Excerpted data:
=====
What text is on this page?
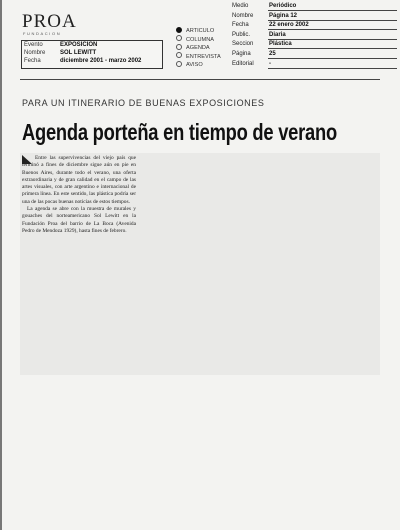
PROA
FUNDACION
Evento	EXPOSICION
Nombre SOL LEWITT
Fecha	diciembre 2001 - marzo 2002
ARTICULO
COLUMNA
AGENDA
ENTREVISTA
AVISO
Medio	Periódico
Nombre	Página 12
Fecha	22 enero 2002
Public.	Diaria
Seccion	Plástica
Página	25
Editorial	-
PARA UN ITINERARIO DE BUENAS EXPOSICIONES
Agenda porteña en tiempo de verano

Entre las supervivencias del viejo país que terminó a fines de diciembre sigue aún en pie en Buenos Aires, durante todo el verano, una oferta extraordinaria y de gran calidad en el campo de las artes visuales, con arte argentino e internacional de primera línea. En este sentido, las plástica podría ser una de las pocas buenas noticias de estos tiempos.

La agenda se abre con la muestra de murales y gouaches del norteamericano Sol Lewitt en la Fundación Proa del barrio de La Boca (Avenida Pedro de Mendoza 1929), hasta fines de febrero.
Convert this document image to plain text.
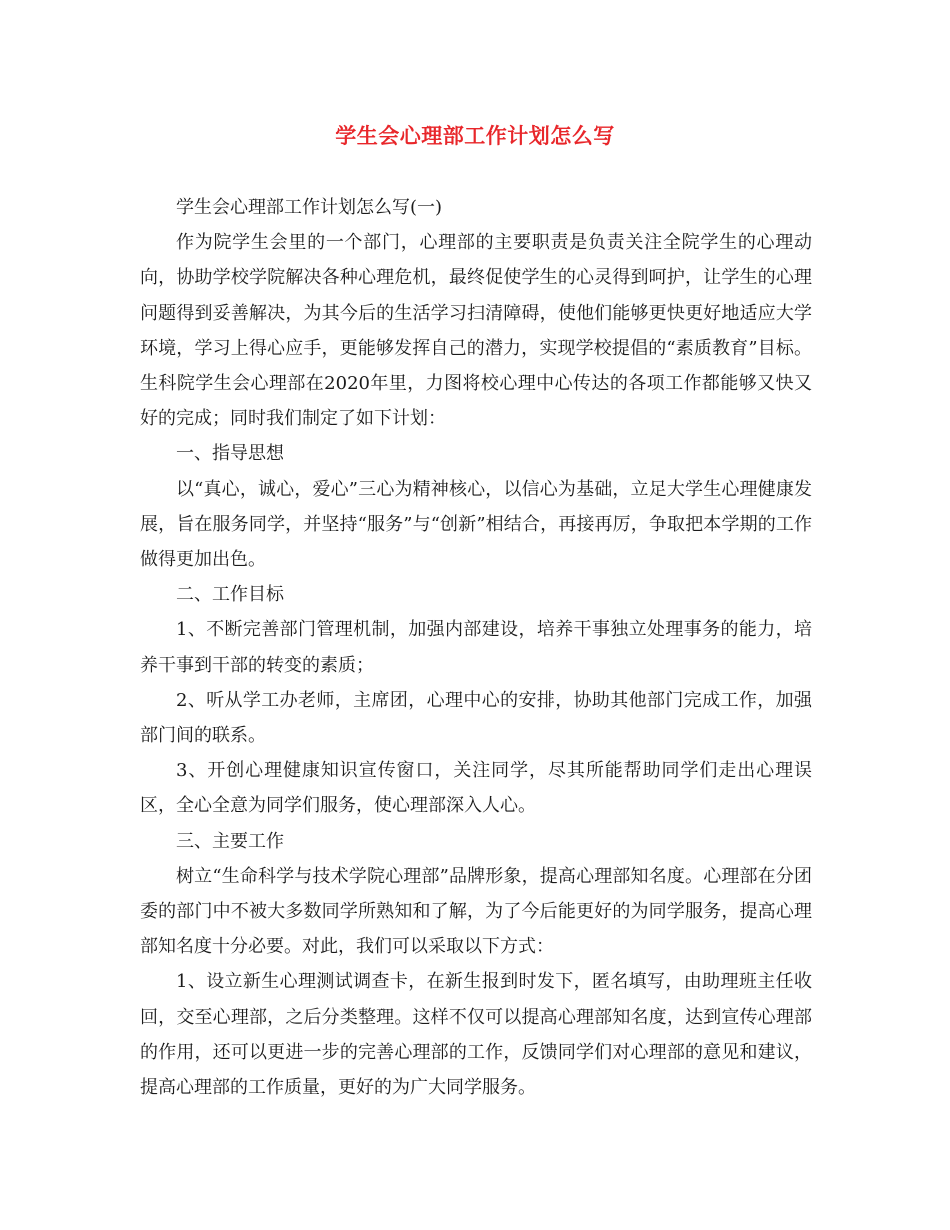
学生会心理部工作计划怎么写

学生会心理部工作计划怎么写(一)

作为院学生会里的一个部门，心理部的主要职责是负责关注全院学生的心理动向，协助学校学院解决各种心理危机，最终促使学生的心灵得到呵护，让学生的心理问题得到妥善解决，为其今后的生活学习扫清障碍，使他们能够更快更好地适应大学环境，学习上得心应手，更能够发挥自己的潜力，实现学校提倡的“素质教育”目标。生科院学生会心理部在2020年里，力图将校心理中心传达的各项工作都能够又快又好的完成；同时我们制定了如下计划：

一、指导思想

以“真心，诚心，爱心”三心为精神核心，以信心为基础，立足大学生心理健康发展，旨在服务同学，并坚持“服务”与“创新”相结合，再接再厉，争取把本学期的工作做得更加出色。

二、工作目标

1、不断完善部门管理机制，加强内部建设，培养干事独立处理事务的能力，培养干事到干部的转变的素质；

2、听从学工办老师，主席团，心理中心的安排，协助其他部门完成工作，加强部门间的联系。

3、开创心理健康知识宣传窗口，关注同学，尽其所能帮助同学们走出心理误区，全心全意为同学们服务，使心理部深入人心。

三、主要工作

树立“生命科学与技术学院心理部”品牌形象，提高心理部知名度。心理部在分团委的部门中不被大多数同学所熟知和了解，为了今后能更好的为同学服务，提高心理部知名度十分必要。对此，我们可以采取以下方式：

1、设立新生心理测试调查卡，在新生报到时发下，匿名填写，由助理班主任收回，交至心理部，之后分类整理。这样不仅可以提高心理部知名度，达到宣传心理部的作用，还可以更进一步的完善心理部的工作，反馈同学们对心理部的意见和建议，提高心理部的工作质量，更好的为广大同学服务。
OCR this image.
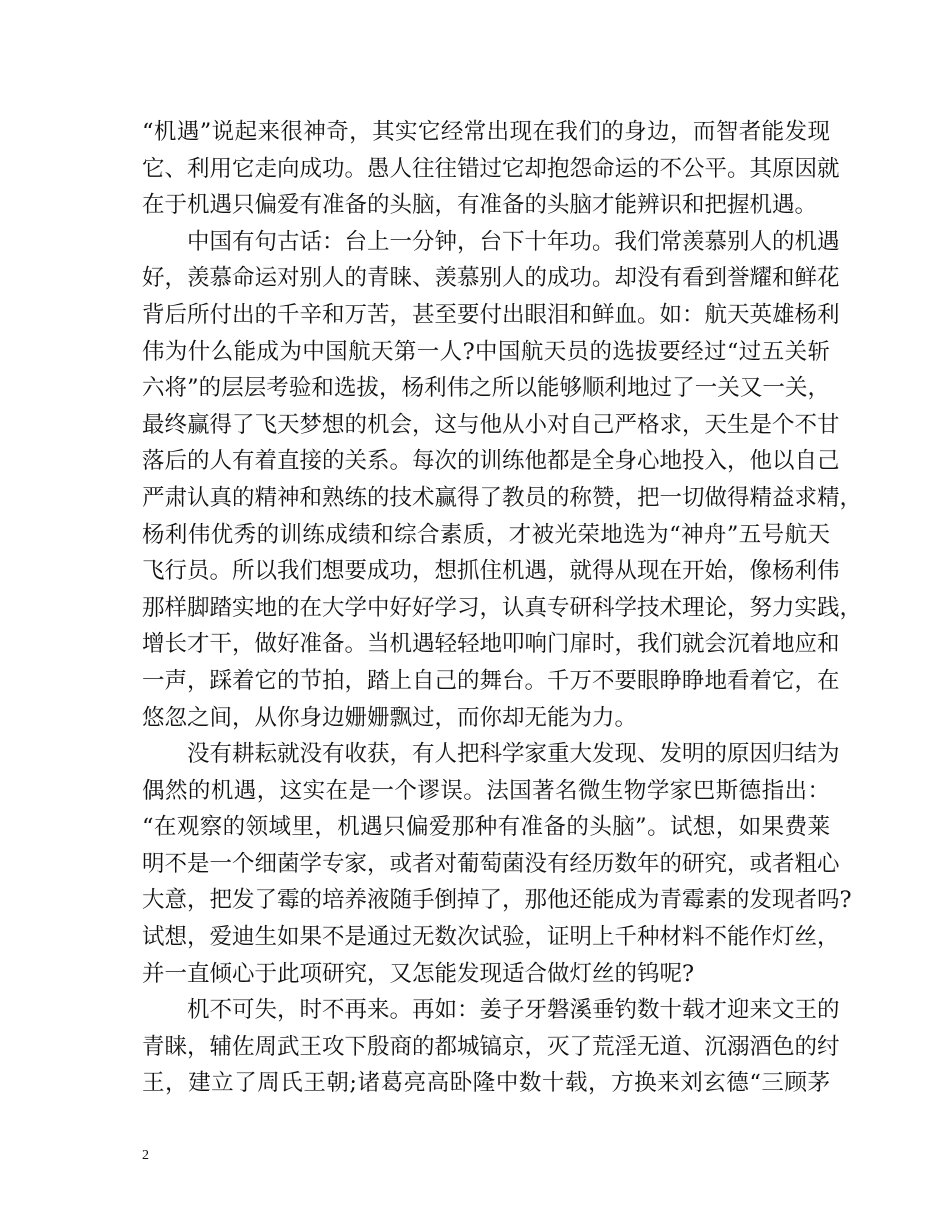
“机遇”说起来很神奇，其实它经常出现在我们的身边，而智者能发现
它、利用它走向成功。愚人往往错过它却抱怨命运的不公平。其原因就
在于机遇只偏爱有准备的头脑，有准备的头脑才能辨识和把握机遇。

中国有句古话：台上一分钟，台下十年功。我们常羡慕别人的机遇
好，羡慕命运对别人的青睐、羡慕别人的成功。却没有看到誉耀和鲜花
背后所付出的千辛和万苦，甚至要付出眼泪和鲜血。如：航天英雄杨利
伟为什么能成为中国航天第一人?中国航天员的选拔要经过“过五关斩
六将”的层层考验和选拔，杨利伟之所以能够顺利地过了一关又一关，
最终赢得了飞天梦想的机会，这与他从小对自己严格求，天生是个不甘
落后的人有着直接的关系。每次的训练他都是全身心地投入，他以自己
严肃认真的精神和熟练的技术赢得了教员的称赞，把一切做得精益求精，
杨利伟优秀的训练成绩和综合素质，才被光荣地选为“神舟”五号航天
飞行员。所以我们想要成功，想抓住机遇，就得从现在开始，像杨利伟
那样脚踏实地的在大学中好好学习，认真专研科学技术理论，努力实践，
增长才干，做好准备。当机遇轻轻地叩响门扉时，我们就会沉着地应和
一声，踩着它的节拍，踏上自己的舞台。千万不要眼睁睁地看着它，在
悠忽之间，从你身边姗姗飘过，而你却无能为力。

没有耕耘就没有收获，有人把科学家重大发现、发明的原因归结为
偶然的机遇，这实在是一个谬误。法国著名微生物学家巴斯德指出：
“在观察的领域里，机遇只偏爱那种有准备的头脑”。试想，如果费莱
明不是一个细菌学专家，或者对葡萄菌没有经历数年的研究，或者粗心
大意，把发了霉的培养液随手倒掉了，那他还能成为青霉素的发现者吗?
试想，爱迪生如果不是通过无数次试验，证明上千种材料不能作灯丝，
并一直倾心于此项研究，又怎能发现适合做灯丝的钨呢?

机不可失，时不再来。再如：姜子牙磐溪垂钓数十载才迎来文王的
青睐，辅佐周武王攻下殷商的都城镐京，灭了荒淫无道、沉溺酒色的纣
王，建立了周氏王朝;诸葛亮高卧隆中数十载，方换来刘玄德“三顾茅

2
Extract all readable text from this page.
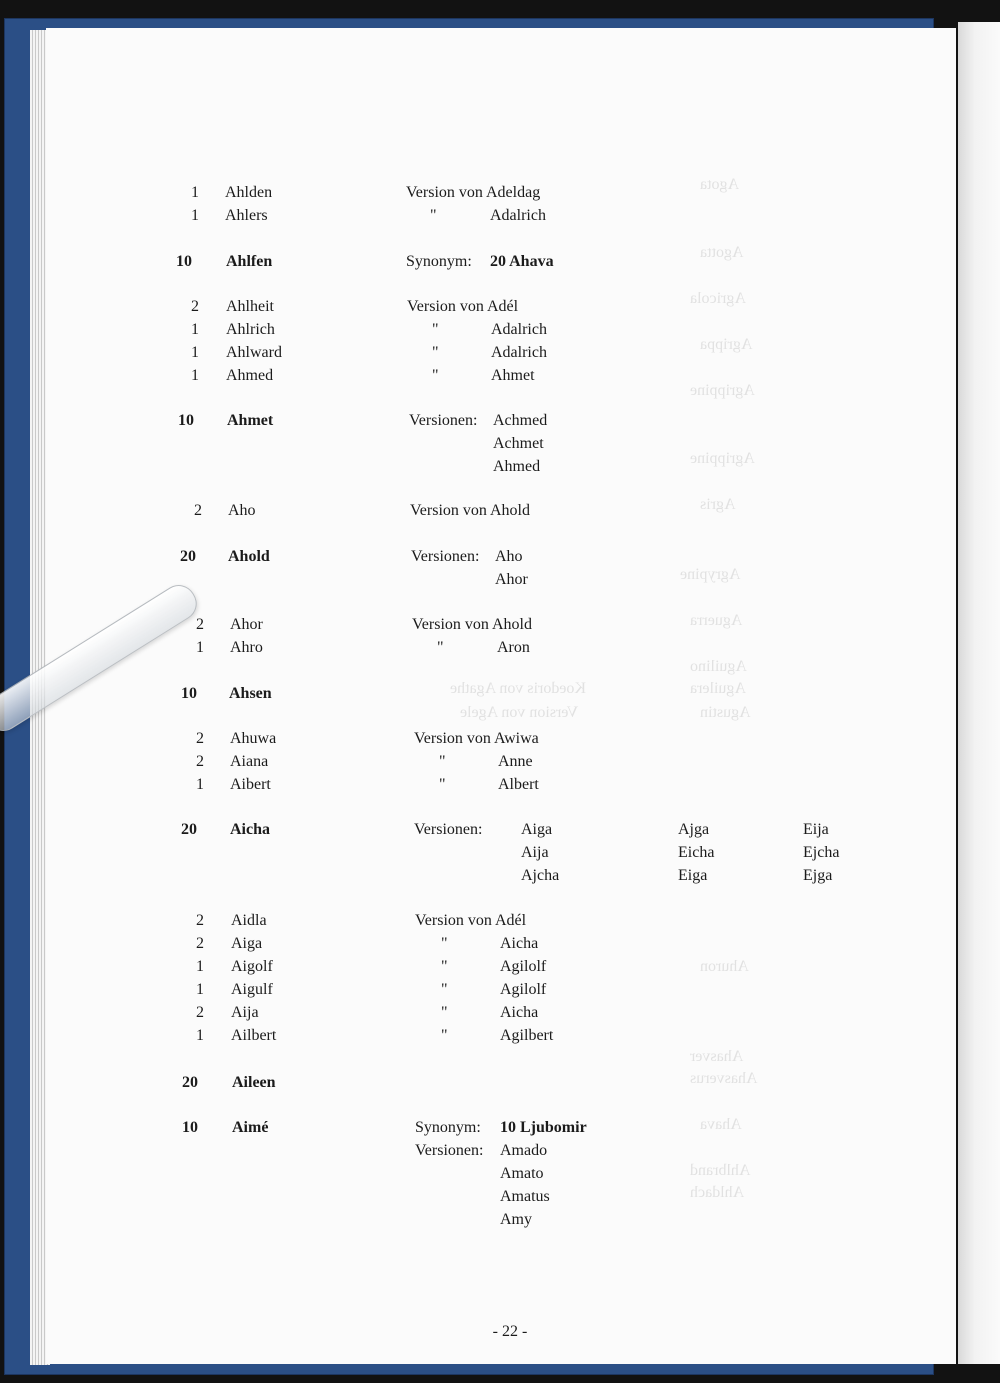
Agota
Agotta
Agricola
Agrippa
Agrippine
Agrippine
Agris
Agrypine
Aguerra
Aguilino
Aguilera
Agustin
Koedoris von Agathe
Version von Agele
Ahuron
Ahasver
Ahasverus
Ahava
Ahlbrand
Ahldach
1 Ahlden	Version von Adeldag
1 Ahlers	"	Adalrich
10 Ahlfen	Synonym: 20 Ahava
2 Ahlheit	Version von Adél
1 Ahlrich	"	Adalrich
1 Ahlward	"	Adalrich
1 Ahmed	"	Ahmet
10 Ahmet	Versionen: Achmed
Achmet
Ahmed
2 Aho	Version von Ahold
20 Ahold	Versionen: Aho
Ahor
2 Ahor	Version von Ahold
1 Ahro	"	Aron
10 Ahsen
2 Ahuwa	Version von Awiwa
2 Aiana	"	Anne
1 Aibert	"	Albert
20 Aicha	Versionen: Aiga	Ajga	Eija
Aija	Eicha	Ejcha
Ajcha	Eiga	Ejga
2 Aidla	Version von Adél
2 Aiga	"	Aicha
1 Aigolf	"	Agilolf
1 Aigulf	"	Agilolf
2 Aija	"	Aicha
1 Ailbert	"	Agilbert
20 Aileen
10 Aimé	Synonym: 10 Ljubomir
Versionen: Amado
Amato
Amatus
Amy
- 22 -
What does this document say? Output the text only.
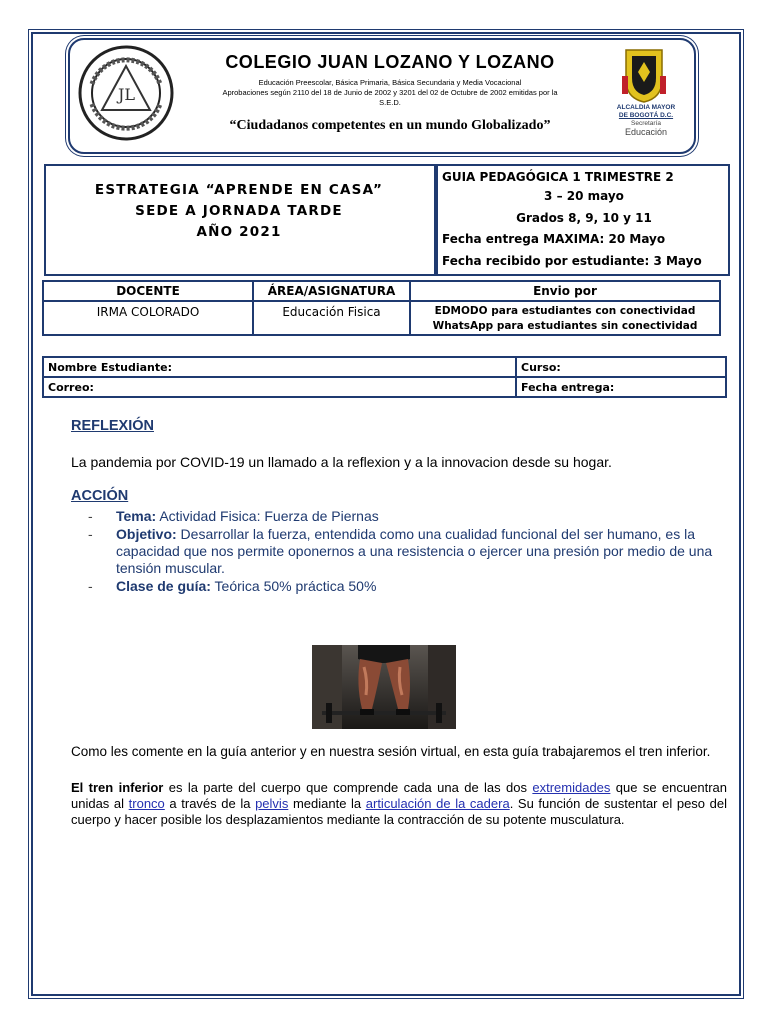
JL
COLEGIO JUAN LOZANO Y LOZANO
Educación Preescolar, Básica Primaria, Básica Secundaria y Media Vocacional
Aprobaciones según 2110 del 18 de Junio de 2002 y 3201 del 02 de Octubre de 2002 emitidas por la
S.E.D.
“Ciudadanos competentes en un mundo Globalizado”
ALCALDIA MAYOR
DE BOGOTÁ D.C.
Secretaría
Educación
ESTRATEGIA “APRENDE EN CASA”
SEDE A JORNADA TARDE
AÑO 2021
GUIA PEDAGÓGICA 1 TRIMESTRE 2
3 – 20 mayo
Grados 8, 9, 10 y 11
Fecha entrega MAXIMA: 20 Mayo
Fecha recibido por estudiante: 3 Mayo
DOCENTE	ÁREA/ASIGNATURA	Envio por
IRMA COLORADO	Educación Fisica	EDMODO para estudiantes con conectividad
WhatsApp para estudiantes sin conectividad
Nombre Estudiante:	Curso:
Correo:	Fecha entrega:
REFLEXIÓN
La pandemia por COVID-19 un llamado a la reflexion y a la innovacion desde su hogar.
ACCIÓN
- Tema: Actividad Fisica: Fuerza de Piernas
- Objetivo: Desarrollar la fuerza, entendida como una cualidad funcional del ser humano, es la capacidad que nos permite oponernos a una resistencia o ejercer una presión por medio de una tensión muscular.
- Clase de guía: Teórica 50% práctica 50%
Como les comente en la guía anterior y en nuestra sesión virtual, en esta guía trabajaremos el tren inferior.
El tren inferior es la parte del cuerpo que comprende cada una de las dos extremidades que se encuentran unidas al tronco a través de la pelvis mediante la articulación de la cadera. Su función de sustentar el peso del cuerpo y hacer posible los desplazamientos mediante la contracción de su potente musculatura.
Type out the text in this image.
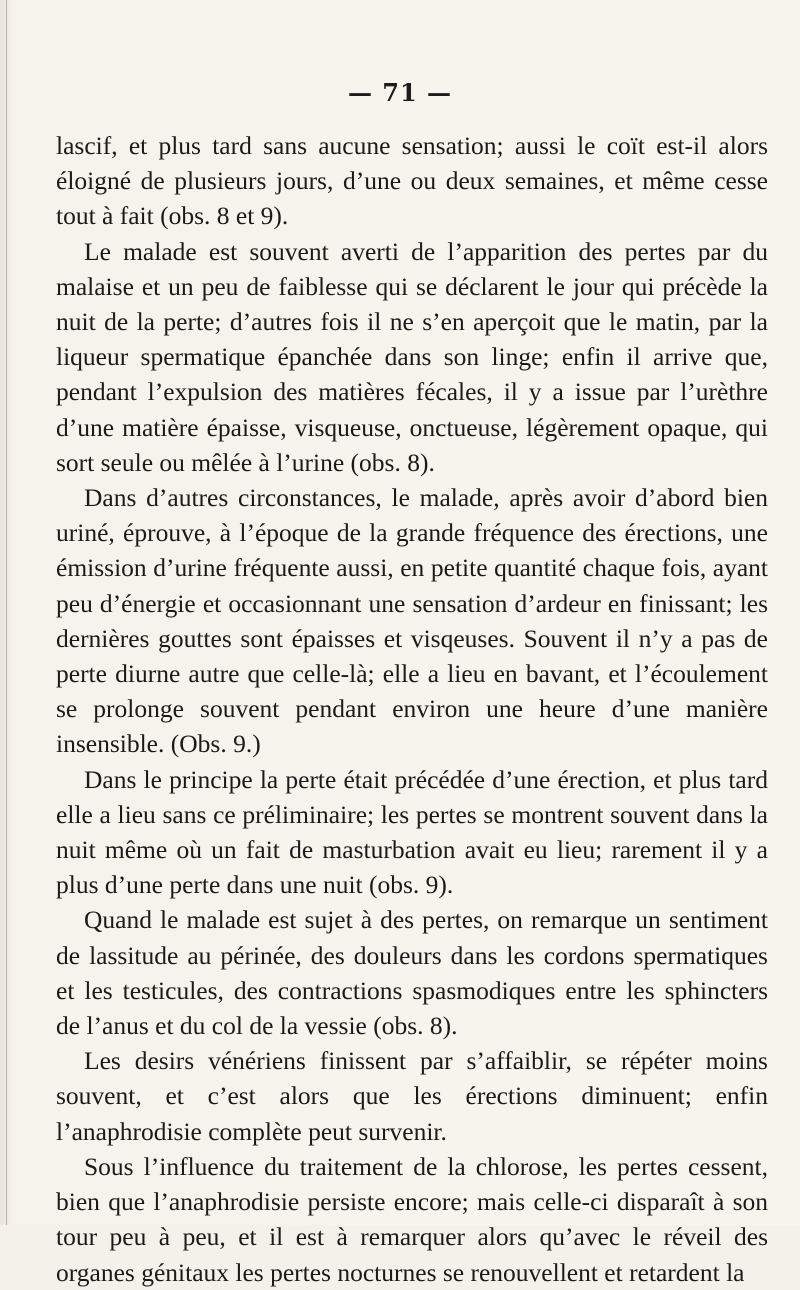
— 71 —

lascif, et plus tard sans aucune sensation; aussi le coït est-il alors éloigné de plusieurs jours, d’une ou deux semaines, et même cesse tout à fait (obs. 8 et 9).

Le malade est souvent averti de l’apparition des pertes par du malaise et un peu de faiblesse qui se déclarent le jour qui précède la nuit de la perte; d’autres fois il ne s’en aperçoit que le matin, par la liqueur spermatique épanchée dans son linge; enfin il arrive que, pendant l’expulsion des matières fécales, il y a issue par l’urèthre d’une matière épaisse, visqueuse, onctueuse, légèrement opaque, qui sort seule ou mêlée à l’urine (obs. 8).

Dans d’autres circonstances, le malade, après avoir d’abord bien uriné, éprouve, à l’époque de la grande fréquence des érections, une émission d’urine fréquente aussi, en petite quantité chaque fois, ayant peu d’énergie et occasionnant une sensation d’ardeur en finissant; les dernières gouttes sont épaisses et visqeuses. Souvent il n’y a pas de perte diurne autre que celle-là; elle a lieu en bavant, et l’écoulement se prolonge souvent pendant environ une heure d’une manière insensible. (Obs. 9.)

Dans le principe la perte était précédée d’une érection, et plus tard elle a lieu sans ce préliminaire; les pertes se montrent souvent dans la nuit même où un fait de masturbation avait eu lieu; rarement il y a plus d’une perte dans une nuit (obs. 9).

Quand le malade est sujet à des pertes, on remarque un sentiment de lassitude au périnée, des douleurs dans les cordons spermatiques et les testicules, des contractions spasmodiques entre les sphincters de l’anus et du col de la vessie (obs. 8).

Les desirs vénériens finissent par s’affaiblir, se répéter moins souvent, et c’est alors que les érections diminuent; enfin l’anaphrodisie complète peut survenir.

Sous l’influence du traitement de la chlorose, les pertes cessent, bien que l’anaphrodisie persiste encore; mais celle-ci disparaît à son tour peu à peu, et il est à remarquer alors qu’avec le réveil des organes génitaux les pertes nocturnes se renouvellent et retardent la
=====
Find the lines containing "pertes" and list every one of them.

Le malade est souvent averti de l’apparition des pertes par du malaise et un peu de faiblesse qui se déclarent le jour qui précède la nuit de la perte; d’autres fois il ne s’en aperçoit que le matin, par la liqueur spermatique épanchée dans son linge; enfin il arrive que, pendant l’expulsion des matières fécales, il y a issue par l’urèthre d’une matière épaisse, visqueuse, onctueuse, légèrement opaque, qui sort seule ou mêlée à l’urine (obs. 8).
Dans le principe la perte était précédée d’une érection, et plus tard elle a lieu sans ce préliminaire; les pertes se montrent souvent dans la nuit même où un fait de masturbation avait eu lieu; rarement il y a plus d’une perte dans une nuit (obs. 9).
Quand le malade est sujet à des pertes, on remarque un sentiment de lassitude au périnée, des douleurs dans les cordons spermatiques et les testicules, des contractions spasmodiques entre les sphincters de l’anus et du col de la vessie (obs. 8).
Sous l’influence du traitement de la chlorose, les pertes cessent, bien que l’anaphrodisie persiste encore; mais celle-ci disparaît à son tour peu à peu, et il est à remarquer alors qu’avec le réveil des organes génitaux les pertes nocturnes se renouvellent et retardent la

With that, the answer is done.